● **Task instructions**: Look through the records below, and copy out every line that holds the string "celestial".

-- BEGIN Dataset extract --

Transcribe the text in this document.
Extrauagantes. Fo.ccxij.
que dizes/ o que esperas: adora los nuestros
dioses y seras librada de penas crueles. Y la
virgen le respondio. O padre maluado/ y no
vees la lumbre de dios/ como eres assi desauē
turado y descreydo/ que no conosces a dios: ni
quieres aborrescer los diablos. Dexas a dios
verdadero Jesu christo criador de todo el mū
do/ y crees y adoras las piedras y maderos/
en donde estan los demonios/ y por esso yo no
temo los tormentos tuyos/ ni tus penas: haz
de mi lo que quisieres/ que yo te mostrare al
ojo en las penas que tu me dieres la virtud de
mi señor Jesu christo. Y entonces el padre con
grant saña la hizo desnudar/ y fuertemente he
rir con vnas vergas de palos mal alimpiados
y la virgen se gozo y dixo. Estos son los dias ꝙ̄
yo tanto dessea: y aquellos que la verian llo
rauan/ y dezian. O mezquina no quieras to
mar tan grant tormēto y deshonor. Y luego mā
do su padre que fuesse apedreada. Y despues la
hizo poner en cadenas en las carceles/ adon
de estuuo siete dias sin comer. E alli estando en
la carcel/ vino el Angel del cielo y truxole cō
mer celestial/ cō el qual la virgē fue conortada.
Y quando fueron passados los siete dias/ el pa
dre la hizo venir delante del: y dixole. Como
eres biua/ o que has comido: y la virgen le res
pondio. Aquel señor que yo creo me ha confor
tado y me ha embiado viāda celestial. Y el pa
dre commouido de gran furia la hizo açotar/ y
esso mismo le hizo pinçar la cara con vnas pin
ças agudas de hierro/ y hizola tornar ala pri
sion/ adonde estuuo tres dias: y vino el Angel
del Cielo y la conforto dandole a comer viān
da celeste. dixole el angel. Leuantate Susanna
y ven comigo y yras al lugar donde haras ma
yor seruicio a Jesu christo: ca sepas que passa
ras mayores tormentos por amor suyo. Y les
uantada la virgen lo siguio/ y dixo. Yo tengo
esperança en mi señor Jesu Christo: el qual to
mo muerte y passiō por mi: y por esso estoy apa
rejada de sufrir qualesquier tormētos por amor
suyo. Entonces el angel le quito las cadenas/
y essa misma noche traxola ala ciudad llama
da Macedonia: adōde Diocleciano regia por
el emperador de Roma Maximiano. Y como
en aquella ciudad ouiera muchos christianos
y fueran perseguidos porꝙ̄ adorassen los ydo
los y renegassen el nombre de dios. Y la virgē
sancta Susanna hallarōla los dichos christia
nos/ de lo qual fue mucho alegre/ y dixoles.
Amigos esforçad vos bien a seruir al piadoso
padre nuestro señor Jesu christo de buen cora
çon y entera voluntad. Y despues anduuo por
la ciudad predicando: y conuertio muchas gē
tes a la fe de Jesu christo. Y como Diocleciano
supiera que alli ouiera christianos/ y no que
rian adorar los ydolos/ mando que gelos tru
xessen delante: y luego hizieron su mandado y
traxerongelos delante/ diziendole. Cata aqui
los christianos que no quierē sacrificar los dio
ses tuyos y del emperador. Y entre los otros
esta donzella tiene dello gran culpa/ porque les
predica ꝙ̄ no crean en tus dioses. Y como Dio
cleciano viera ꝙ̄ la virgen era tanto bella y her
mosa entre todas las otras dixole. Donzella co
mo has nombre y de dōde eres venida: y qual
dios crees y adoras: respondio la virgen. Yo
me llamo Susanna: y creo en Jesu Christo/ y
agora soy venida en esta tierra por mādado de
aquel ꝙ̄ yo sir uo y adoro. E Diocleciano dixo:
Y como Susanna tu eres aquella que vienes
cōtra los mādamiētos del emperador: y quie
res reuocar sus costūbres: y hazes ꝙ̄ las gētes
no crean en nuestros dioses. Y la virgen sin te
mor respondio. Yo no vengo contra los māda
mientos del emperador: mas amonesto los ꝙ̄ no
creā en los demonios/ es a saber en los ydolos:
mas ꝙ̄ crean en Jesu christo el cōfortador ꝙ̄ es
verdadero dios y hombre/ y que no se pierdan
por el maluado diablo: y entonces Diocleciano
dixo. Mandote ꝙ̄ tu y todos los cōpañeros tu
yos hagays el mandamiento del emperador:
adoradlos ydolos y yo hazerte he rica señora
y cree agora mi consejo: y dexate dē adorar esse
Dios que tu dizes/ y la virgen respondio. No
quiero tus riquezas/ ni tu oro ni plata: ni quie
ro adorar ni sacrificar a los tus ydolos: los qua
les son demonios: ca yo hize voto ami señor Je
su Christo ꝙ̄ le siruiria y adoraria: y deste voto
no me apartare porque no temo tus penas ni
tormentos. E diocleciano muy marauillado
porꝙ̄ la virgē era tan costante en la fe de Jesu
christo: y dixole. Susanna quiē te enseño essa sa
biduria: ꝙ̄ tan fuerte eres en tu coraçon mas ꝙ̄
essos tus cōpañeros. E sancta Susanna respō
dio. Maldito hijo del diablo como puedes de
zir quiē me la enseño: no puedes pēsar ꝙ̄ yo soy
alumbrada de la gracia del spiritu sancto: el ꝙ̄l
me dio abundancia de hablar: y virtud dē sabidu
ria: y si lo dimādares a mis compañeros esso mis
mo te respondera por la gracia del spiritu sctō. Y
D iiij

-- END Dataset extract --

● **Finished answer**:
mer celestial/ cō el qual la virgē fue conortada.
tado y me ha embiado viāda celestial. Y el pa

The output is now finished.